PROBLEM DETAILS ▸ Return, character for character, the portion of the dinosaur cloaca article that begins at the words "(ORDO NEWS) —" and stops after the words "defecation and urination.".

Biologists first reconstructed dinosaur’s intimate opening

(ORDO NEWS) — For the first time, paleontologists have thoroughly studied the cloaca of a dinosaur – a hole used for reproduction, defecation and urination.

The intimate details are described in a scientific article published in the journal Current Biology.

In amphibians, reptiles, birds and even some mammals, urination, defecation and sexual excretion occur through the same opening – the cloaca. No one has previously described this organ of the now extinct animal dinosaurs in scientific articles. Which, however, is not surprising: it contains no bones and has almost no chance of being preserved in the fossils.

However, the authors of the new article examined a unique specimen. The skin of a Psittacosaurus specimen is better preserved than in any other dinosaur fossil. By the way, it was thanks to this sample that paleontologists discovered a camouflage color in the Mesozoic pangolin several years ago. Now the experts have continued their research, finding out the most intimate details of the anatomy of this creature the size of a modern Labrador.


“It was absolutely amazing for a paleoartist to be able to recreate one of the last remaining features of dinosaurs that we knew nothing about,” admits the article’s co-author, paleoartist Robert Nicholls.

Having become interested in the excretory opening of a dinosaur, biologists were going to compare it with the cloaca of modern animals. However, the authors were faced with the fact that the appearance of these organs in different species is extremely poorly described in the scientific literature. So the experts had to conduct their own research on what and who is right under their tail.

Researchers have found that the cloaca looks different in different groups of animals. The organ of the psittacosaurus also had its own “face”, although it had some similarities with the cloaca of modern crocodiles. Just in case, let us remind you that crocodiles and dinosaurs belong to the same group of reptiles (archosaurs).


Paleontologists note that on both sides of the cloaca of the Mesozoic raptor, there were large spots stained with melanin. Scientists suggest that such a “mark” should have attracted a sexual partner. At least today, this happens in some birds. In addition, the researchers believe that near the cloaca there could be glands that produce an odorous substance (a trait characteristic of modern crocodiles).

Unfortunately, scientists did not have the opportunity to study the internal structure of the cloaca and determine the sex of the animal. Such details have not been preserved even in this unique fossil.

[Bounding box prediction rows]
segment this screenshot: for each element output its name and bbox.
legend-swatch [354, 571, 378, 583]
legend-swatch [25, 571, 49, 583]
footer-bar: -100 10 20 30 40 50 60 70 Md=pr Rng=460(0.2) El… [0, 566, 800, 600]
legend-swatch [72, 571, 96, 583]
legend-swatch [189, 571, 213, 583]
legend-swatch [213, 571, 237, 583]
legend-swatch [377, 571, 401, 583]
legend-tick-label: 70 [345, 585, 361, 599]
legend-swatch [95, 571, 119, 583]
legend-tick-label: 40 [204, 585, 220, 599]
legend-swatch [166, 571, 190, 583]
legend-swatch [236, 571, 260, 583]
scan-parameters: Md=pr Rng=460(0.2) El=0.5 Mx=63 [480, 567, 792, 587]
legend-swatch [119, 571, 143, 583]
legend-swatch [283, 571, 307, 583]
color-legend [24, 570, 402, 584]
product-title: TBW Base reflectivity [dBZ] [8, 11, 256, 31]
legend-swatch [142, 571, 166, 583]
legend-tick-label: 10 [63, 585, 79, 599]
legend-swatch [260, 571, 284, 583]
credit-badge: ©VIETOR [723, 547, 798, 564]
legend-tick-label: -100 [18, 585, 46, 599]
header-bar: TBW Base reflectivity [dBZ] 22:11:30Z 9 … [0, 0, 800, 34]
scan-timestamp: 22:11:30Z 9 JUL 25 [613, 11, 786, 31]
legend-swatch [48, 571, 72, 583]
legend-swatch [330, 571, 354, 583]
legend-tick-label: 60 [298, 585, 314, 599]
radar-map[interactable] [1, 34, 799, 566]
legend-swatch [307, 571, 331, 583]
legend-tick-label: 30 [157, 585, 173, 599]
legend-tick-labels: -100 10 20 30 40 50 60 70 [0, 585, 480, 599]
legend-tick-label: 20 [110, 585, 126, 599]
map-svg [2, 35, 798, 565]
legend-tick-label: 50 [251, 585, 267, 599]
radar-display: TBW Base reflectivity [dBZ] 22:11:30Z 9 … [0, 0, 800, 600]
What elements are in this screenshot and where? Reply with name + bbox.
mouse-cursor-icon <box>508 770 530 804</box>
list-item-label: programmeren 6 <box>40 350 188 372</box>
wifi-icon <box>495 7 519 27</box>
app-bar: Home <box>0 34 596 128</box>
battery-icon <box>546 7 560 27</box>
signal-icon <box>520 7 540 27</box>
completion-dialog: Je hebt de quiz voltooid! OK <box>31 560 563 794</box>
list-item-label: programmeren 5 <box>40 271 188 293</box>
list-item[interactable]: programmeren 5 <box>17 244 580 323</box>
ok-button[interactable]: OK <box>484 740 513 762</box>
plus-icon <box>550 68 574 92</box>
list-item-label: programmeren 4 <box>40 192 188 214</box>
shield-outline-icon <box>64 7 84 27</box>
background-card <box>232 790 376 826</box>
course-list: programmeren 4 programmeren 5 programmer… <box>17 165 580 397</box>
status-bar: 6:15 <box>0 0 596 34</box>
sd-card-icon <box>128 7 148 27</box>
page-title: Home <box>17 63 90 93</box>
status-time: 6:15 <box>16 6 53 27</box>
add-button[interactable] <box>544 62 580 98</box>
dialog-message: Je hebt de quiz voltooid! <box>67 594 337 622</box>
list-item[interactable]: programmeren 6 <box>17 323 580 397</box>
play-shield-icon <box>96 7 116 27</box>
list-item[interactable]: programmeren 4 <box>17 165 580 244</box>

OUTPUT OF THE EXERCISE ▸
(ORDO NEWS) — For the first time, paleontologists have thoroughly studied the cloaca of a dinosaur – a hole used for reproduction, defecation and urination.